◆ **ACTIVITY LIST**
• a. What are the headings of the tips in the article on financial tips for freelancers? List them all.
• b. Can you retype the part of the article on financial tips for freelancers starting at "Unlike some workers" and ending at "sum in April."?
• c. How would you sum up the article on financial tips for freelancers in two sentences?

◆ **TEXT FOR ANALYSIS**

4 Financial Tips Freelancers Should Keep In Mind - Baltimore Post-ExaminerBaltimore Post-Examiner

4 Financial Tips Freelancers Should Keep In Mind

According to the latest stats, there are over 50 million people making their bread and butter as freelancers. The same study shows freelancers earn up to 17 percent more an hour than salaried or full-time employees. Do the math, and these numbers suggest freelance workers should make more money over the course of their careers. However, hidden costs of the freelancing life can cause them to earn 28 percent less than their full-time counterparts.

In some cases, the reason why they make less is that freelancers have a better work-life balance. Many of them end up working fewer hours because they don’t ascribe to the typical 9–5 schedule. In other cases, the answer is much simpler: it’s because they’re bad with their money.

If you can’t work any more hours, and you’re still struggling, it’s time you figure out how to manage your money. Follow these financial tips to make sure you’re reaching your full earning potential as a freelance worker.

  1. Rely on a budget

You see the figure at the bottom of your invoice after every job, but do you really know what you’re earning each month? It can be hard for anyone to keep track of their earnings from these small glimpses, no matter what they do for a living. It’s even more difficult to anticipate how much you’re making annually when your invoices show inconsistent earnings from one bill to the next.

A budget gives you a different perspective, so you can see the bigger picture. Whether your budget is a homemade Excel file or a money management app downloaded to your phone, make sure you use it to:

  • Input your earnings: A budget offers insight into your work history by tracking your income. It may show you have a slow period at a particular time of the year, every year. You can help ease some of the financial pressure off these stretches by saving extra money during your peak periods when you’re earning the most.
  • Track expenses: This works twice-fold in your favor. Firstly, tracking your expenses will expose any harmful patterns in the way you spend your money— like paying for a take-out Americano every morning when you have a coffee maker at home. Secondly, this will help you prepare for taxes should you want to deduct any work expenses.
  1. Update it regularly

Unlike some workers who take home the same earnings every paycheck, your income may fluctuate. Though you’re working on a job every week of the year, what you bring home depends on the season, the clients, and your previous workload. As a result, you can’t just plug in some numbers for the entire year and leave your budget alone. Make sure you update your budget regularly, so it’s accurate at any time of the year.

  1. Make taxes a priority

Tax season can be stressful for anyone, but the pressure is higher for freelancers. Salaried workers have their taxes and other deductions taken out of each paycheck. These regular withdrawals ease some of the burdens they may feel when paying taxes. You have no such luxury when you owe all your taxes in one lump sum in April.

You can mitigate the effects of your taxes by deducting self-imposed withdrawals from your invoices all year long. To do so, use a calculator to estimate how much income tax, Medicare, and SSI you’ll owe on every invoice. Divert that number from your income and put it in a dedicated savings account. Don’t touch this account no matter how tempted you may be. Let it keep growing, so you’ll be prepared for when the Tax Man comes calling.

  1. Have an emergency fund

Taxes aren’t the only deductions taken off the typical paycheck. Some workers have the option of having voluntary withdrawals from their bi-weekly or monthly pay. These deductions, including employer-matched 401(k)s, disability programs, and health care coverage, act as a safety net in case of an emergency. They help workers set aside money for the big things like retirement, a layoff, or a loss of job due to injury.

◆ **RECORD EXCERPTS**
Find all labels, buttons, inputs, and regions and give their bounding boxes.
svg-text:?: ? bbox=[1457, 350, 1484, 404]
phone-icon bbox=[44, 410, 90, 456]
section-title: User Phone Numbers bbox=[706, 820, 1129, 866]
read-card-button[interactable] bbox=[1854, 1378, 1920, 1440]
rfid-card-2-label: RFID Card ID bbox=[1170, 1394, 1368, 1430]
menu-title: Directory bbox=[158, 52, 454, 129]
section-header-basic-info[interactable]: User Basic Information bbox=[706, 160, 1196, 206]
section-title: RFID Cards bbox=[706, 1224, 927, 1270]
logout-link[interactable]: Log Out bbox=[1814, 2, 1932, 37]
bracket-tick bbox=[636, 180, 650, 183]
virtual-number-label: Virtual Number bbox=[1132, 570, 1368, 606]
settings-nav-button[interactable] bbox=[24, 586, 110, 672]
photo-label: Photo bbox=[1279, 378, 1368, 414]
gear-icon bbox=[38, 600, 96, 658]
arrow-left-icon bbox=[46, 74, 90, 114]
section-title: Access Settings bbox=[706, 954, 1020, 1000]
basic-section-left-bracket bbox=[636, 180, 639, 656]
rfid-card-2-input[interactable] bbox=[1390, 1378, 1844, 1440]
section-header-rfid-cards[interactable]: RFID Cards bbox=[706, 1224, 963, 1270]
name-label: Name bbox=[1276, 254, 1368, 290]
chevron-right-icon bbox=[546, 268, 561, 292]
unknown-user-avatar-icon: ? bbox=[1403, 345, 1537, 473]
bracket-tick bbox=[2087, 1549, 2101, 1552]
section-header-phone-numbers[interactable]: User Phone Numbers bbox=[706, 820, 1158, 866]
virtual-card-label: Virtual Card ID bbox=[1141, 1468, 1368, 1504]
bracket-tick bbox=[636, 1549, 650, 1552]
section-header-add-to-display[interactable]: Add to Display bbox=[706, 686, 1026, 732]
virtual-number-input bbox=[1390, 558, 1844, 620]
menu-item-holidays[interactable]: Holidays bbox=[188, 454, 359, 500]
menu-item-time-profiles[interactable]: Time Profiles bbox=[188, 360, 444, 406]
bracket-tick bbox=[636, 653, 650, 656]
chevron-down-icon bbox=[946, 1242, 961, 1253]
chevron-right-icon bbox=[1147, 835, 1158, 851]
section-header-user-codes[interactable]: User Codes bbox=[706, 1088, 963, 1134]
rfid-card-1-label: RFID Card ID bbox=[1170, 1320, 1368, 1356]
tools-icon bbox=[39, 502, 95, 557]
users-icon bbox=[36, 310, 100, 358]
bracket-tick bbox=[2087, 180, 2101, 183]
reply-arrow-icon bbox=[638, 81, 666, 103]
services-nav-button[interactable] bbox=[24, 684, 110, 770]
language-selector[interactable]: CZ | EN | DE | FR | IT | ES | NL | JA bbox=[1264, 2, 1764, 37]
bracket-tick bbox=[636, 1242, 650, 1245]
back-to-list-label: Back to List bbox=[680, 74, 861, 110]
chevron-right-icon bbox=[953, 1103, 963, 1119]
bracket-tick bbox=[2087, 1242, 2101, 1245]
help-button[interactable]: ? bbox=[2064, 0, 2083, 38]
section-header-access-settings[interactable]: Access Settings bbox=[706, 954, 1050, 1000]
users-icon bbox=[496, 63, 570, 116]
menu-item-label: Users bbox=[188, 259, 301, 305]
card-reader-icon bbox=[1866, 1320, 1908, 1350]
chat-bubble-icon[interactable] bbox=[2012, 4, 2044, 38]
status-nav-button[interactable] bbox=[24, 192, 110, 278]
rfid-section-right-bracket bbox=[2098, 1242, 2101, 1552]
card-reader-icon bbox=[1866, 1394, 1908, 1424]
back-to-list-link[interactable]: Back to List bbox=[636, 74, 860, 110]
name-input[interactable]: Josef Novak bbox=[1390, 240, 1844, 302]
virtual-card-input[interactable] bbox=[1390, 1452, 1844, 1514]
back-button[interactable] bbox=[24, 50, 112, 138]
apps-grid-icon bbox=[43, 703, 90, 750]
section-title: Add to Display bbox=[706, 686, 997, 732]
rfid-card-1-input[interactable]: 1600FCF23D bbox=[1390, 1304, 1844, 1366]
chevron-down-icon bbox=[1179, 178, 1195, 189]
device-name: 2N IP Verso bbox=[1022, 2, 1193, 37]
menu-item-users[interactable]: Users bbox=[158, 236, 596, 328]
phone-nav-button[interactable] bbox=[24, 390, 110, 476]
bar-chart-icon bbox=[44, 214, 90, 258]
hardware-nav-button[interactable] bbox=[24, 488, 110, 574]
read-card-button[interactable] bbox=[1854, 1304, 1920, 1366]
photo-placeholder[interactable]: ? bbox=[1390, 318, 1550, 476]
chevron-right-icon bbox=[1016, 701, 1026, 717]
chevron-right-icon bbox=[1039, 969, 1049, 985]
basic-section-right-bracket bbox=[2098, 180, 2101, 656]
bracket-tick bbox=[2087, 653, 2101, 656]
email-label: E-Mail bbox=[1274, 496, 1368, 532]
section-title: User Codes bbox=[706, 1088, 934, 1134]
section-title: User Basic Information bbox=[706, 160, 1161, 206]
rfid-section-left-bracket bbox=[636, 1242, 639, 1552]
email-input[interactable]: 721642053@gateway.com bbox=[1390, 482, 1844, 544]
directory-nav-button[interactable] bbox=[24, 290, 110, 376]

◆ **RESULTS FOR EACH TASK**
• a.
- Rely on a budget
- Update it regularly
- Make taxes a priority
- Have an emergency fund

• b.
Unlike some workers who take home the same earnings every paycheck, your income may fluctuate. Though you’re working on a job every week of the year, what you bring home depends on the season, the clients, and your previous workload. As a result, you can’t just plug in some numbers for the entire year and leave your budget alone. Make sure you update your budget regularly, so it’s accurate at any time of the year.

  1. Make taxes a priority

Tax season can be stressful for anyone, but the pressure is higher for freelancers. Salaried workers have their taxes and other deductions taken out of each paycheck. These regular withdrawals ease some of the burdens they may feel when paying taxes. You have no such luxury when you owe all your taxes in one lump sum in April.

• c.
Freelancers can earn up to 17 percent more an hour than full-time employees, but hidden costs can leave them earning 28 percent less, and in some cases this is because they are bad with their money. The article advises them to:
- rely on a budget that tracks earnings and expenses
- update that budget regularly
- make taxes a priority by setting aside an estimate from every invoice in a dedicated savings account
- have an emergency fund